Exercise
Copy the material from its first line through the line that contains "page-reference-link[interactable] [542, 78, 605, 90]", both included, changing "book-icon" to "bookmark-icon" and leaving everything else the same.

Extracted data
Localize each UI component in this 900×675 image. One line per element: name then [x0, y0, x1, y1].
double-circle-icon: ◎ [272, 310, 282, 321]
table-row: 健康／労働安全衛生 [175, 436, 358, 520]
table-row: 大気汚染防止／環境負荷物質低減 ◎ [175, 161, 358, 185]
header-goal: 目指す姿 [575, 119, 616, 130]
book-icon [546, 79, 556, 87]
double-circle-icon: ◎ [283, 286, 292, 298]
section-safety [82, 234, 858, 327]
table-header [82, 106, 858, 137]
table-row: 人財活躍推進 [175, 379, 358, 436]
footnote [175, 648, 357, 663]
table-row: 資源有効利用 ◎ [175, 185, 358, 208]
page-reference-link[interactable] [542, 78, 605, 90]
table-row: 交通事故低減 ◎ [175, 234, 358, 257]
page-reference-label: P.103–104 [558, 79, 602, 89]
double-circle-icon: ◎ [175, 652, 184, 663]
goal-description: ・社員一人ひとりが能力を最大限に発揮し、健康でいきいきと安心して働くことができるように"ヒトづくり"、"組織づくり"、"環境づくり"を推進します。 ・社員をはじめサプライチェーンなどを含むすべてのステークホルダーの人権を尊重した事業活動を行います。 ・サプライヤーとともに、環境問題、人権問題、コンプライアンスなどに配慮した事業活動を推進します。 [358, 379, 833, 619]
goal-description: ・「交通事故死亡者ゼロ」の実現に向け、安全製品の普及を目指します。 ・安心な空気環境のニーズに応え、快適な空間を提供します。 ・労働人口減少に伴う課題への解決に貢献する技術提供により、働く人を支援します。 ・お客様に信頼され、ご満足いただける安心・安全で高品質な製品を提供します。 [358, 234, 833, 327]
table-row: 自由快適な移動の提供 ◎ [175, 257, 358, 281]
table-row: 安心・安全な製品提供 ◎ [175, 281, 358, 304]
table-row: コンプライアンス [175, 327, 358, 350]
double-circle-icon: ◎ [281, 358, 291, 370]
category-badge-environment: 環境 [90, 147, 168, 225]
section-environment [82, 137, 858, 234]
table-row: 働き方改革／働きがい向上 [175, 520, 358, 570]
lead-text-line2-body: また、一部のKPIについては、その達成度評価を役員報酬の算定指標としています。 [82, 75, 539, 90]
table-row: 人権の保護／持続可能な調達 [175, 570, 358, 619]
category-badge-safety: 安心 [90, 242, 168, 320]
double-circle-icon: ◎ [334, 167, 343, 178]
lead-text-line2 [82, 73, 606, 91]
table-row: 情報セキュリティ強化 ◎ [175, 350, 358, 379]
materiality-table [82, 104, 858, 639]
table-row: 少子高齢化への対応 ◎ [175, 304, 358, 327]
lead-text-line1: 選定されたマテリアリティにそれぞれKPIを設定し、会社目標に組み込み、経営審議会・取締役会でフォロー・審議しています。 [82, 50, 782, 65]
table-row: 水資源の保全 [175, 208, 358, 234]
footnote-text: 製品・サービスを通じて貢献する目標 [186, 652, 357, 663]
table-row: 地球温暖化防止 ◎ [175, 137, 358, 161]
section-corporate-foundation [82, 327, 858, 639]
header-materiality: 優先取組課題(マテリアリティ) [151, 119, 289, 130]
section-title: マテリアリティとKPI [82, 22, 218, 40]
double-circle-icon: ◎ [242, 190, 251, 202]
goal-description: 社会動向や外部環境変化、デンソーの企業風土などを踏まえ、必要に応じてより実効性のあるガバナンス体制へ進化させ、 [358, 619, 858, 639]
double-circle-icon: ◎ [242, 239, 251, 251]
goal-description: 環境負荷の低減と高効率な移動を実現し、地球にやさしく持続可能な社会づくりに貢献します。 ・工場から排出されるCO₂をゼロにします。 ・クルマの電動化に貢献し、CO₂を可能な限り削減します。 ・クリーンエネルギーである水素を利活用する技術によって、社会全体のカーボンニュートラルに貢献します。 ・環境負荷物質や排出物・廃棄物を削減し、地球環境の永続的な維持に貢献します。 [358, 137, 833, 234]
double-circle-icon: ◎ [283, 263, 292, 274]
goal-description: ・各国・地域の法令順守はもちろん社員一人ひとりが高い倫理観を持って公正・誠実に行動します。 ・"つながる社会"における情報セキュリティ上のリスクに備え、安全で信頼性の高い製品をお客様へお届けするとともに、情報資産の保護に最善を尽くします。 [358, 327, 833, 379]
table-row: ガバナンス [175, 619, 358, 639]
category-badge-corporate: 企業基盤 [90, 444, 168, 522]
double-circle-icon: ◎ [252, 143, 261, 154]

Written solution
Localize each UI component in this 900×675 image. One line per element: name then [x0, y0, x1, y1].
double-circle-icon: ◎ [272, 310, 282, 321]
table-row: 健康／労働安全衛生 [175, 436, 358, 520]
table-row: 大気汚染防止／環境負荷物質低減 ◎ [175, 161, 358, 185]
header-goal: 目指す姿 [575, 119, 616, 130]
bookmark-icon [546, 79, 556, 87]
double-circle-icon: ◎ [283, 286, 292, 298]
section-safety [82, 234, 858, 327]
table-header [82, 106, 858, 137]
table-row: 人財活躍推進 [175, 379, 358, 436]
footnote [175, 648, 357, 663]
table-row: 資源有効利用 ◎ [175, 185, 358, 208]
page-reference-link[interactable] [542, 78, 605, 90]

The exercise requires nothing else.